(Données des éléments et de leurs zones)
========================================

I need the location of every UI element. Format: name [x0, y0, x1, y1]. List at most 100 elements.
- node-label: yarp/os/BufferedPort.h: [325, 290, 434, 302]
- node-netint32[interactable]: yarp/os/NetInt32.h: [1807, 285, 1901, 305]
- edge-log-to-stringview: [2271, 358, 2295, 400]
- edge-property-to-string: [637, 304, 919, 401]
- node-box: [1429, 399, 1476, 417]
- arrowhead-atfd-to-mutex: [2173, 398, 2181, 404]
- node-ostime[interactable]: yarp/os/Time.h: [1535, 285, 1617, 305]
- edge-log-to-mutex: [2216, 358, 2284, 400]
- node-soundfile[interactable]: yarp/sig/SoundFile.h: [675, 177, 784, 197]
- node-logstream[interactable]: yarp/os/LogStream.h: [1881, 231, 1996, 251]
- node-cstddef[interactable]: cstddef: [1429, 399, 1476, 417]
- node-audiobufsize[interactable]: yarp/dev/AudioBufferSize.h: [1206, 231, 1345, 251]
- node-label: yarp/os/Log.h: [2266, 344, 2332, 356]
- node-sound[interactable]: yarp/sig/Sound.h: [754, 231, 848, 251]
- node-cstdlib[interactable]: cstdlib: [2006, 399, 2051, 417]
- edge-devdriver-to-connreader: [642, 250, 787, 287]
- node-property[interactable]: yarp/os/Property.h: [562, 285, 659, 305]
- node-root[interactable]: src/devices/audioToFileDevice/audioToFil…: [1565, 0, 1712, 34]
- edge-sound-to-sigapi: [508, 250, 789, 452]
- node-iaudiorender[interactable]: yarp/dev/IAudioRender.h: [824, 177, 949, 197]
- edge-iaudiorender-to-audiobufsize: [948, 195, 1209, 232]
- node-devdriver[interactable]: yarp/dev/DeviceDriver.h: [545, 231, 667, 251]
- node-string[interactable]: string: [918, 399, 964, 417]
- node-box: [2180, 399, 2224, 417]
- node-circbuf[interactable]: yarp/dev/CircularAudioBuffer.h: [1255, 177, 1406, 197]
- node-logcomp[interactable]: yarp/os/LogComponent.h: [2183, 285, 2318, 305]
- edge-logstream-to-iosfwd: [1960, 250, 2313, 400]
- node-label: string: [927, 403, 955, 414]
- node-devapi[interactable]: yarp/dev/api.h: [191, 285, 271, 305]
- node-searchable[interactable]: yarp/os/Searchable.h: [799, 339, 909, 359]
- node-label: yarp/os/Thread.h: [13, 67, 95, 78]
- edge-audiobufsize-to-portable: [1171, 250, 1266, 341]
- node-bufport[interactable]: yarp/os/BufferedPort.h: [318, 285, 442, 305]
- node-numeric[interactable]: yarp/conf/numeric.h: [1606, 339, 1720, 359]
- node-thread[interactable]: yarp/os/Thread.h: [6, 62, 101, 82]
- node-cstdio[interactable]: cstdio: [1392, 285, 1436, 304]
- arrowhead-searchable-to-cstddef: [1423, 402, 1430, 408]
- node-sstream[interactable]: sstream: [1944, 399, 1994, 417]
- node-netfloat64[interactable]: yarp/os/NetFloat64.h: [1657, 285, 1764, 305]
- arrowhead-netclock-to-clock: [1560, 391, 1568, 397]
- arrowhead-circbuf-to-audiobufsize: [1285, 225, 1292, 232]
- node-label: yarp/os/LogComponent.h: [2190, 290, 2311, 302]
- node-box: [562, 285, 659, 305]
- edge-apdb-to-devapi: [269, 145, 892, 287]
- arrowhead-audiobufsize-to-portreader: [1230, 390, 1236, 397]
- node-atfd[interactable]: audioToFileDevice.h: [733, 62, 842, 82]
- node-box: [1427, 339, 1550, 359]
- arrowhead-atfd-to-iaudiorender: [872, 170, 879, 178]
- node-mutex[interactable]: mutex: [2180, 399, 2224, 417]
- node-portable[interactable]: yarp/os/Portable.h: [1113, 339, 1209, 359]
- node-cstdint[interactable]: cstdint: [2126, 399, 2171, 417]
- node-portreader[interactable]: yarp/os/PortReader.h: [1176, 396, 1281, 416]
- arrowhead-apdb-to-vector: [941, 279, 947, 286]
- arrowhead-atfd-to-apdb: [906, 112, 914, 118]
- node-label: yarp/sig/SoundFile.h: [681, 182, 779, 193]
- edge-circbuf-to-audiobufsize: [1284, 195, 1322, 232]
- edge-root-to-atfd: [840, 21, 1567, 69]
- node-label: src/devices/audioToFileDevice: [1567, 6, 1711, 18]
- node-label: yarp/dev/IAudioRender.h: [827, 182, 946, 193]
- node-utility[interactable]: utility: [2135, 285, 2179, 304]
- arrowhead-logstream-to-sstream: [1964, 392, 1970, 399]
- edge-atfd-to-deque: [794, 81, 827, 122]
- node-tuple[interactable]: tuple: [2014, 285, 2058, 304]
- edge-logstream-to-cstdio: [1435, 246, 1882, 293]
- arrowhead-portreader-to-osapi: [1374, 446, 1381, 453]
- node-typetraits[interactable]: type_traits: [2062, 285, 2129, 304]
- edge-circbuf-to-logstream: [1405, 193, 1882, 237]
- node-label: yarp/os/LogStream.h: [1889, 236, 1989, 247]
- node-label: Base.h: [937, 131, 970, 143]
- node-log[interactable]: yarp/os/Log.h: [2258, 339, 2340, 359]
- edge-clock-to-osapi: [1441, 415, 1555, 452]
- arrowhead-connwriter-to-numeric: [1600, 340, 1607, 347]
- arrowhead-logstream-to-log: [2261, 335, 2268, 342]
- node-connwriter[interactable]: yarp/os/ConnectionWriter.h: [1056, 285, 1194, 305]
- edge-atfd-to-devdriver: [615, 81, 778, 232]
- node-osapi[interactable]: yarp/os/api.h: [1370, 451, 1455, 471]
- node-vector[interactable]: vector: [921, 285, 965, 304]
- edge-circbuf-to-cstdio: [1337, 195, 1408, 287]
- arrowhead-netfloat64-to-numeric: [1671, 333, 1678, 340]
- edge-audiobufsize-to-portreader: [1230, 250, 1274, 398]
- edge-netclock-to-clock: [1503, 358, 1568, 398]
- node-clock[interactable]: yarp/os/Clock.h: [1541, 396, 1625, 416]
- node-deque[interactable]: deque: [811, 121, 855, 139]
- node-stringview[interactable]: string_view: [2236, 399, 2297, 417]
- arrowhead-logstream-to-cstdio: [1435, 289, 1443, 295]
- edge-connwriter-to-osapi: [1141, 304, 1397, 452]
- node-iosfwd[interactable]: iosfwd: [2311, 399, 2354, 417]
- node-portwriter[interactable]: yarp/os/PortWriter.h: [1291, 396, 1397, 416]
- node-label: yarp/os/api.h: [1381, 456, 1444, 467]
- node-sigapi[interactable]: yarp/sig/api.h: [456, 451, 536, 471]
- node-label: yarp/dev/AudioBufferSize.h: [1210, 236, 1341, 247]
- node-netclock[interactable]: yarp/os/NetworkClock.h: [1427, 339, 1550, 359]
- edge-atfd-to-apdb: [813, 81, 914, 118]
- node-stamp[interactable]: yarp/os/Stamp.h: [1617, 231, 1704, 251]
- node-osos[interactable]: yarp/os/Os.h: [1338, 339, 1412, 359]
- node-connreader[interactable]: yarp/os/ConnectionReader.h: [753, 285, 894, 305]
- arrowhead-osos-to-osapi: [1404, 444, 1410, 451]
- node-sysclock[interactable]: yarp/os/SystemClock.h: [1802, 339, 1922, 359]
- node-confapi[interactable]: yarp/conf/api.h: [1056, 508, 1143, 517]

========================================

■ Consigne ■
Recopiez à l'identique l'ensemble des lignes ci-dessus, sans en omettre aucune.

■ Réponse finale ■
I need the location of every UI element. Format: name [x0, y0, x1, y1]. List at most 100 elements.
- node-label: yarp/os/BufferedPort.h: [325, 290, 434, 302]
- node-netint32[interactable]: yarp/os/NetInt32.h: [1807, 285, 1901, 305]
- edge-log-to-stringview: [2271, 358, 2295, 400]
- edge-property-to-string: [637, 304, 919, 401]
- node-box: [1429, 399, 1476, 417]
- arrowhead-atfd-to-mutex: [2173, 398, 2181, 404]
- node-ostime[interactable]: yarp/os/Time.h: [1535, 285, 1617, 305]
- edge-log-to-mutex: [2216, 358, 2284, 400]
- node-soundfile[interactable]: yarp/sig/SoundFile.h: [675, 177, 784, 197]
- node-logstream[interactable]: yarp/os/LogStream.h: [1881, 231, 1996, 251]
- node-cstddef[interactable]: cstddef: [1429, 399, 1476, 417]
- node-audiobufsize[interactable]: yarp/dev/AudioBufferSize.h: [1206, 231, 1345, 251]
- node-label: yarp/os/Log.h: [2266, 344, 2332, 356]
- node-sound[interactable]: yarp/sig/Sound.h: [754, 231, 848, 251]
- node-cstdlib[interactable]: cstdlib: [2006, 399, 2051, 417]
- edge-devdriver-to-connreader: [642, 250, 787, 287]
- node-property[interactable]: yarp/os/Property.h: [562, 285, 659, 305]
- node-root[interactable]: src/devices/audioToFileDevice/audioToFil…: [1565, 0, 1712, 34]
- edge-sound-to-sigapi: [508, 250, 789, 452]
- node-iaudiorender[interactable]: yarp/dev/IAudioRender.h: [824, 177, 949, 197]
- edge-iaudiorender-to-audiobufsize: [948, 195, 1209, 232]
- node-devdriver[interactable]: yarp/dev/DeviceDriver.h: [545, 231, 667, 251]
- node-string[interactable]: string: [918, 399, 964, 417]
- node-box: [2180, 399, 2224, 417]
- node-circbuf[interactable]: yarp/dev/CircularAudioBuffer.h: [1255, 177, 1406, 197]
- node-logcomp[interactable]: yarp/os/LogComponent.h: [2183, 285, 2318, 305]
- edge-logstream-to-iosfwd: [1960, 250, 2313, 400]
- node-label: string: [927, 403, 955, 414]
- node-devapi[interactable]: yarp/dev/api.h: [191, 285, 271, 305]
- node-searchable[interactable]: yarp/os/Searchable.h: [799, 339, 909, 359]
- node-label: yarp/os/Thread.h: [13, 67, 95, 78]
- edge-audiobufsize-to-portable: [1171, 250, 1266, 341]
- node-bufport[interactable]: yarp/os/BufferedPort.h: [318, 285, 442, 305]
- node-numeric[interactable]: yarp/conf/numeric.h: [1606, 339, 1720, 359]
- node-thread[interactable]: yarp/os/Thread.h: [6, 62, 101, 82]
- node-cstdio[interactable]: cstdio: [1392, 285, 1436, 304]
- arrowhead-searchable-to-cstddef: [1423, 402, 1430, 408]
- node-sstream[interactable]: sstream: [1944, 399, 1994, 417]
- node-netfloat64[interactable]: yarp/os/NetFloat64.h: [1657, 285, 1764, 305]
- arrowhead-netclock-to-clock: [1560, 391, 1568, 397]
- arrowhead-circbuf-to-audiobufsize: [1285, 225, 1292, 232]
- node-label: yarp/os/LogComponent.h: [2190, 290, 2311, 302]
- node-box: [562, 285, 659, 305]
- edge-apdb-to-devapi: [269, 145, 892, 287]
- arrowhead-audiobufsize-to-portreader: [1230, 390, 1236, 397]
- node-atfd[interactable]: audioToFileDevice.h: [733, 62, 842, 82]
- node-box: [1427, 339, 1550, 359]
- arrowhead-atfd-to-iaudiorender: [872, 170, 879, 178]
- node-mutex[interactable]: mutex: [2180, 399, 2224, 417]
- node-portable[interactable]: yarp/os/Portable.h: [1113, 339, 1209, 359]
- node-cstdint[interactable]: cstdint: [2126, 399, 2171, 417]
- node-portreader[interactable]: yarp/os/PortReader.h: [1176, 396, 1281, 416]
- arrowhead-apdb-to-vector: [941, 279, 947, 286]
- arrowhead-atfd-to-apdb: [906, 112, 914, 118]
- node-label: yarp/sig/SoundFile.h: [681, 182, 779, 193]
- edge-circbuf-to-audiobufsize: [1284, 195, 1322, 232]
- edge-root-to-atfd: [840, 21, 1567, 69]
- node-label: src/devices/audioToFileDevice: [1567, 6, 1711, 18]
- node-label: yarp/dev/IAudioRender.h: [827, 182, 946, 193]
- node-utility[interactable]: utility: [2135, 285, 2179, 304]
- arrowhead-logstream-to-sstream: [1964, 392, 1970, 399]
- edge-atfd-to-deque: [794, 81, 827, 122]
- node-tuple[interactable]: tuple: [2014, 285, 2058, 304]
- edge-logstream-to-cstdio: [1435, 246, 1882, 293]
- arrowhead-portreader-to-osapi: [1374, 446, 1381, 453]
- node-typetraits[interactable]: type_traits: [2062, 285, 2129, 304]
- edge-circbuf-to-logstream: [1405, 193, 1882, 237]
- node-label: yarp/os/LogStream.h: [1889, 236, 1989, 247]
- node-label: Base.h: [937, 131, 970, 143]
- node-log[interactable]: yarp/os/Log.h: [2258, 339, 2340, 359]
- edge-clock-to-osapi: [1441, 415, 1555, 452]
- arrowhead-connwriter-to-numeric: [1600, 340, 1607, 347]
- arrowhead-logstream-to-log: [2261, 335, 2268, 342]
- node-connwriter[interactable]: yarp/os/ConnectionWriter.h: [1056, 285, 1194, 305]
- edge-atfd-to-devdriver: [615, 81, 778, 232]
- node-osapi[interactable]: yarp/os/api.h: [1370, 451, 1455, 471]
- node-vector[interactable]: vector: [921, 285, 965, 304]
- edge-circbuf-to-cstdio: [1337, 195, 1408, 287]
- arrowhead-netfloat64-to-numeric: [1671, 333, 1678, 340]
- edge-audiobufsize-to-portreader: [1230, 250, 1274, 398]
- edge-netclock-to-clock: [1503, 358, 1568, 398]
- node-clock[interactable]: yarp/os/Clock.h: [1541, 396, 1625, 416]
- node-deque[interactable]: deque: [811, 121, 855, 139]
- node-stringview[interactable]: string_view: [2236, 399, 2297, 417]
- arrowhead-logstream-to-cstdio: [1435, 289, 1443, 295]
- edge-connwriter-to-osapi: [1141, 304, 1397, 452]
- node-iosfwd[interactable]: iosfwd: [2311, 399, 2354, 417]
- node-portwriter[interactable]: yarp/os/PortWriter.h: [1291, 396, 1397, 416]
- node-label: yarp/os/api.h: [1381, 456, 1444, 467]
- node-sigapi[interactable]: yarp/sig/api.h: [456, 451, 536, 471]
- node-label: yarp/dev/AudioBufferSize.h: [1210, 236, 1341, 247]
- node-netclock[interactable]: yarp/os/NetworkClock.h: [1427, 339, 1550, 359]
- edge-atfd-to-apdb: [813, 81, 914, 118]
- node-stamp[interactable]: yarp/os/Stamp.h: [1617, 231, 1704, 251]
- node-osos[interactable]: yarp/os/Os.h: [1338, 339, 1412, 359]
- node-connreader[interactable]: yarp/os/ConnectionReader.h: [753, 285, 894, 305]
- arrowhead-osos-to-osapi: [1404, 444, 1410, 451]
- node-sysclock[interactable]: yarp/os/SystemClock.h: [1802, 339, 1922, 359]
- node-confapi[interactable]: yarp/conf/api.h: [1056, 508, 1143, 517]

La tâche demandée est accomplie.